Output all lines exactly, with nothing added or dropped.

* WORKING DATA
───

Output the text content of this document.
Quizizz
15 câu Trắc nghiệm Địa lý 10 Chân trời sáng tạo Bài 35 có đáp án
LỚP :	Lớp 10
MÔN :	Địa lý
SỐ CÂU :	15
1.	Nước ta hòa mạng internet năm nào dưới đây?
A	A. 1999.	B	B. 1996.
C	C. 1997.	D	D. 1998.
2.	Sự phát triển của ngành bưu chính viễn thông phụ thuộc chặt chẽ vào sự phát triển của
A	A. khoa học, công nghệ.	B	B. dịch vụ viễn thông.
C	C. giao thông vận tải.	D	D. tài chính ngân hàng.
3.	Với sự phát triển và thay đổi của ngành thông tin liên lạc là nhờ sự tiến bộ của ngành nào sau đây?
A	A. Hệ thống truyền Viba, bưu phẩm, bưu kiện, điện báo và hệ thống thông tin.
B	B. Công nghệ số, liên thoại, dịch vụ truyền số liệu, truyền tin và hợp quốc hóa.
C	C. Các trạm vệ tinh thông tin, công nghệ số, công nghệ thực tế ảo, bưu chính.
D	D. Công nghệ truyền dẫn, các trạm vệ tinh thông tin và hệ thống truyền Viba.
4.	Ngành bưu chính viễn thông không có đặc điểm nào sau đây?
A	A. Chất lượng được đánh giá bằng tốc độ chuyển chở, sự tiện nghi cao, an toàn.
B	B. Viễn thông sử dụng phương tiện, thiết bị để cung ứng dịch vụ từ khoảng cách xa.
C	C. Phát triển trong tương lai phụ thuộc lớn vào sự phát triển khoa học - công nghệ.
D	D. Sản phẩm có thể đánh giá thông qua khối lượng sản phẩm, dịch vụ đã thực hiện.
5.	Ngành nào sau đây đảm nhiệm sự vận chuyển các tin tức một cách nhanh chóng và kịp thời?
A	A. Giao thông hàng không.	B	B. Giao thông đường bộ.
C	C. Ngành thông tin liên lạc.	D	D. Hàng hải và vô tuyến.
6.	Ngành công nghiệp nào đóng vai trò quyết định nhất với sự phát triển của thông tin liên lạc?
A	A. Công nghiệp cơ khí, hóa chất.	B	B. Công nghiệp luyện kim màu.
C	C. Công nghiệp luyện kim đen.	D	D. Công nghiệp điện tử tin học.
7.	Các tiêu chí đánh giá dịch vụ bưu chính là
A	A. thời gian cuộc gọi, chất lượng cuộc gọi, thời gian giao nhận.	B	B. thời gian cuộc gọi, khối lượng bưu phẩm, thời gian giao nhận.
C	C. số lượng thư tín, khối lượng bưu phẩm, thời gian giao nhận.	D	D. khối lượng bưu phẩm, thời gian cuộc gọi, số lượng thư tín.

───

* OUTPUT BELOW
Output the text content of this document.
Quizizz
15 câu Trắc nghiệm Địa lý 10 Chân trời sáng tạo Bài 35 có đáp án
LỚP :	Lớp 10
MÔN :	Địa lý
SỐ CÂU :	15
1.	Nước ta hòa mạng internet năm nào dưới đây?
A	A. 1999.	B	B. 1996.
C	C. 1997.	D	D. 1998.
2.	Sự phát triển của ngành bưu chính viễn thông phụ thuộc chặt chẽ vào sự phát triển của
A	A. khoa học, công nghệ.	B	B. dịch vụ viễn thông.
C	C. giao thông vận tải.	D	D. tài chính ngân hàng.
3.	Với sự phát triển và thay đổi của ngành thông tin liên lạc là nhờ sự tiến bộ của ngành nào sau đây?
A	A. Hệ thống truyền Viba, bưu phẩm, bưu kiện, điện báo và hệ thống thông tin.
B	B. Công nghệ số, liên thoại, dịch vụ truyền số liệu, truyền tin và hợp quốc hóa.
C	C. Các trạm vệ tinh thông tin, công nghệ số, công nghệ thực tế ảo, bưu chính.
D	D. Công nghệ truyền dẫn, các trạm vệ tinh thông tin và hệ thống truyền Viba.
4.	Ngành bưu chính viễn thông không có đặc điểm nào sau đây?
A	A. Chất lượng được đánh giá bằng tốc độ chuyển chở, sự tiện nghi cao, an toàn.
B	B. Viễn thông sử dụng phương tiện, thiết bị để cung ứng dịch vụ từ khoảng cách xa.
C	C. Phát triển trong tương lai phụ thuộc lớn vào sự phát triển khoa học - công nghệ.
D	D. Sản phẩm có thể đánh giá thông qua khối lượng sản phẩm, dịch vụ đã thực hiện.
5.	Ngành nào sau đây đảm nhiệm sự vận chuyển các tin tức một cách nhanh chóng và kịp thời?
A	A. Giao thông hàng không.	B	B. Giao thông đường bộ.
C	C. Ngành thông tin liên lạc.	D	D. Hàng hải và vô tuyến.
6.	Ngành công nghiệp nào đóng vai trò quyết định nhất với sự phát triển của thông tin liên lạc?
A	A. Công nghiệp cơ khí, hóa chất.	B	B. Công nghiệp luyện kim màu.
C	C. Công nghiệp luyện kim đen.	D	D. Công nghiệp điện tử tin học.
7.	Các tiêu chí đánh giá dịch vụ bưu chính là
A	A. thời gian cuộc gọi, chất lượng cuộc gọi, thời gian giao nhận.	B	B. thời gian cuộc gọi, khối lượng bưu phẩm, thời gian giao nhận.
C	C. số lượng thư tín, khối lượng bưu phẩm, thời gian giao nhận.	D	D. khối lượng bưu phẩm, thời gian cuộc gọi, số lượng thư tín.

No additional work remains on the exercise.